:: Given request ::
Every entry needs to be reproduced exactly.

:: Information provided ::
========================

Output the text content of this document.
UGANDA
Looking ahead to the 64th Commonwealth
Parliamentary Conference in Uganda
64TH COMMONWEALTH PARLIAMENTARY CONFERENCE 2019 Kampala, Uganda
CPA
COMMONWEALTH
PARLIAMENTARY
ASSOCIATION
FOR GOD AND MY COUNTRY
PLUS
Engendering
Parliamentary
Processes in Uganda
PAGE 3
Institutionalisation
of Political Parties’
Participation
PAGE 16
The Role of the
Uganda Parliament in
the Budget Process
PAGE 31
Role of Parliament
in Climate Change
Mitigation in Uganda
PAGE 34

========================

:: Final result ::
Output the text content of this document.
UGANDA
Looking ahead to the 64th Commonwealth
Parliamentary Conference in Uganda
64TH COMMONWEALTH PARLIAMENTARY CONFERENCE 2019 Kampala, Uganda
CPA
COMMONWEALTH
PARLIAMENTARY
ASSOCIATION
FOR GOD AND MY COUNTRY
PLUS
Engendering
Parliamentary
Processes in Uganda
PAGE 3
Institutionalisation
of Political Parties’
Participation
PAGE 16
The Role of the
Uganda Parliament in
the Budget Process
PAGE 31
Role of Parliament
in Climate Change
Mitigation in Uganda
PAGE 34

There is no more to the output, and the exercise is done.